- _The exercise_: Please pull out every line that includes the string "arpt".

>> Begin Data section

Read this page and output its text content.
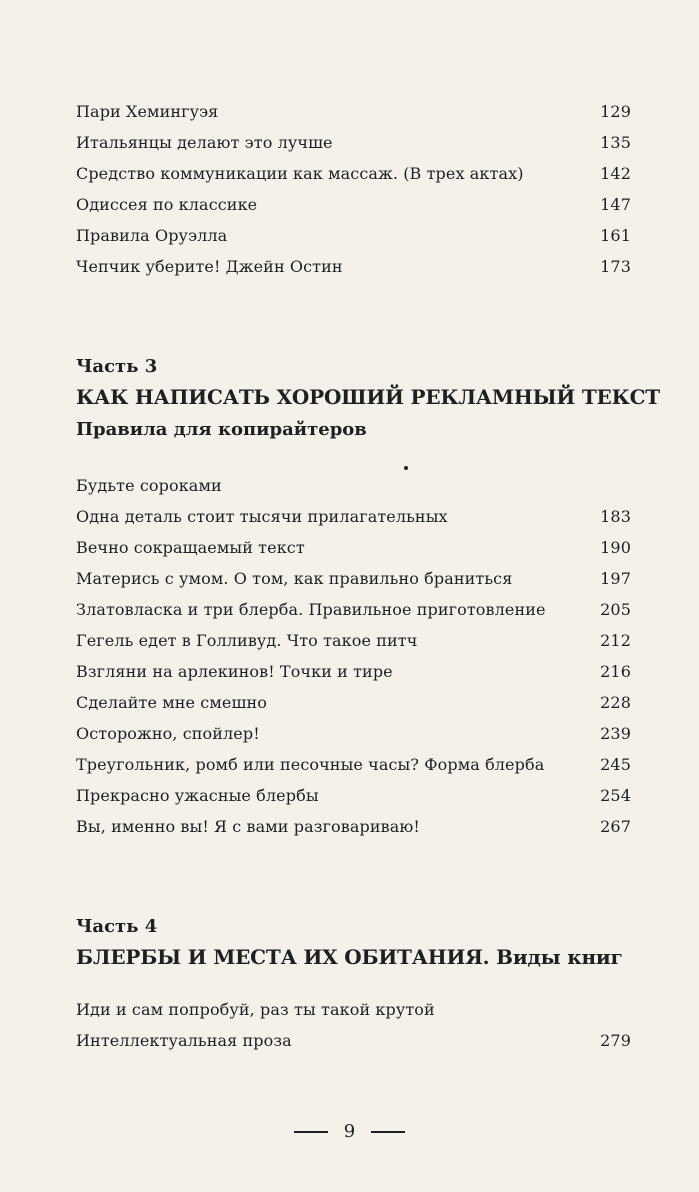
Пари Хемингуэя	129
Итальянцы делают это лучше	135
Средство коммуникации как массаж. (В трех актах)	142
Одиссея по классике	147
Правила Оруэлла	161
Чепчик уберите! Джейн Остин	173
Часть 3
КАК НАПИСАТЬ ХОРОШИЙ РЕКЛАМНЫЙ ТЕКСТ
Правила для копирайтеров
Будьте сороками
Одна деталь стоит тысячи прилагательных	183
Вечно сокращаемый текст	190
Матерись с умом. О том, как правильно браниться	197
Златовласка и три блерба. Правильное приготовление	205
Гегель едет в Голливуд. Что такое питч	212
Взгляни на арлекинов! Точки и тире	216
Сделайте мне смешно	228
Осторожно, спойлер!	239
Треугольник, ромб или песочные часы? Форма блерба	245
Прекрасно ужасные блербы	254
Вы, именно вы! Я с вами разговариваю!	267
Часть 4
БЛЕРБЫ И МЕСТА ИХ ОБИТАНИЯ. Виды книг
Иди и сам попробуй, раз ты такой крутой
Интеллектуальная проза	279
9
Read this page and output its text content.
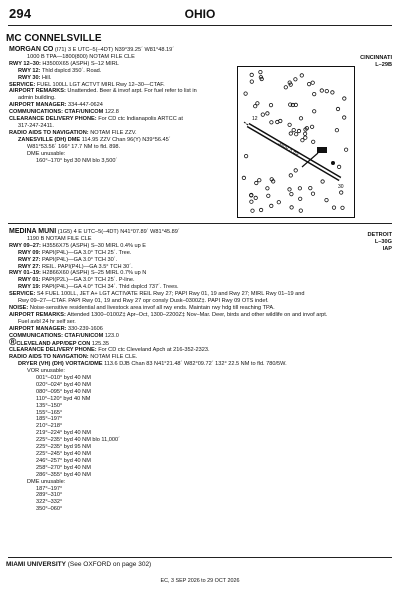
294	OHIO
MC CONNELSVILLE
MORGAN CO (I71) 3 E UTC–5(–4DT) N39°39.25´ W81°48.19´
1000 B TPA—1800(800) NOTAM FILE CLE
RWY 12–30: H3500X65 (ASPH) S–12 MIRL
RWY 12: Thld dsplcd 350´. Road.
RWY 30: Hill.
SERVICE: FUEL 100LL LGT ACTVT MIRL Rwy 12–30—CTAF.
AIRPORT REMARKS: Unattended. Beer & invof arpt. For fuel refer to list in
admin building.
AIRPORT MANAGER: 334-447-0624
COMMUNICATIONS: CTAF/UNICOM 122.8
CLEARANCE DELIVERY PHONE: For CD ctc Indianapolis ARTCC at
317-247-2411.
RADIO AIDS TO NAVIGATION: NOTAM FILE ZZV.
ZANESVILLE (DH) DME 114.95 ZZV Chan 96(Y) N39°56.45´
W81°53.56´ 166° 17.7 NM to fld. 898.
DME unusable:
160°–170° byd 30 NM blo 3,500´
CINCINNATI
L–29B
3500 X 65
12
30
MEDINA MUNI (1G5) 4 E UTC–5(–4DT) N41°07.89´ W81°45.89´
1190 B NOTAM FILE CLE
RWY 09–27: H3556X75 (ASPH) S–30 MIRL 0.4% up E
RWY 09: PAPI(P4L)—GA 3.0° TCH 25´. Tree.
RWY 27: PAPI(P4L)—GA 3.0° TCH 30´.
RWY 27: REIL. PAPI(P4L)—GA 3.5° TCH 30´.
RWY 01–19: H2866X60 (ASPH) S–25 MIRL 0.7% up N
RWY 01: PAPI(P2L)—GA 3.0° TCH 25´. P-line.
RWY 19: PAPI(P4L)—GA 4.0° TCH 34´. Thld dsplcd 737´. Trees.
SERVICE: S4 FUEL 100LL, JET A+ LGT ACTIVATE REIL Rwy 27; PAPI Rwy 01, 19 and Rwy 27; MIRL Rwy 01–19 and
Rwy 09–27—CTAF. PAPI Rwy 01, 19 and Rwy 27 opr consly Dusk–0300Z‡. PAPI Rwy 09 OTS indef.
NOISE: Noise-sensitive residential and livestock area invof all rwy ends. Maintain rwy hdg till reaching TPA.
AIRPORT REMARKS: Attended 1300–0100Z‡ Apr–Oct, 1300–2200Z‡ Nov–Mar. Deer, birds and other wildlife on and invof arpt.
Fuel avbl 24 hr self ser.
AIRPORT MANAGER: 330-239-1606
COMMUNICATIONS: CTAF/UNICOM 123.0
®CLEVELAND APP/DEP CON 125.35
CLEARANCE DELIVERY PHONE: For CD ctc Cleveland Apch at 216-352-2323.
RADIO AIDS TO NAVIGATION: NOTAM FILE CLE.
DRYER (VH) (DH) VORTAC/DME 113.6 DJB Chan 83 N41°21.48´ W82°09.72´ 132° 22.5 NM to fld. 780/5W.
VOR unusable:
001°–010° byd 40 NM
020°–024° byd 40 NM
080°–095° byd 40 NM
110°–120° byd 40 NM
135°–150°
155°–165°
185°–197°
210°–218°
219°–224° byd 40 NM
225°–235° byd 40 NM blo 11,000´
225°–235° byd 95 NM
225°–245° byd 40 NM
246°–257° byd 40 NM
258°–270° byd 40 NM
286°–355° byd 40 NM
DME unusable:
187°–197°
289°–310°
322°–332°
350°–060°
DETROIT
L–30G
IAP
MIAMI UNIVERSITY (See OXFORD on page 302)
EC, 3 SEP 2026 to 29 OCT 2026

>> End Data section

- _Correct output_:
AIRPORT REMARKS: Unattended. Beer & invof arpt. For fuel refer to list in
AIRPORT REMARKS: Attended 1300–0100Z‡ Apr–Oct, 1300–2200Z‡ Nov–Mar. Deer, birds and other wildlife on and invof arpt.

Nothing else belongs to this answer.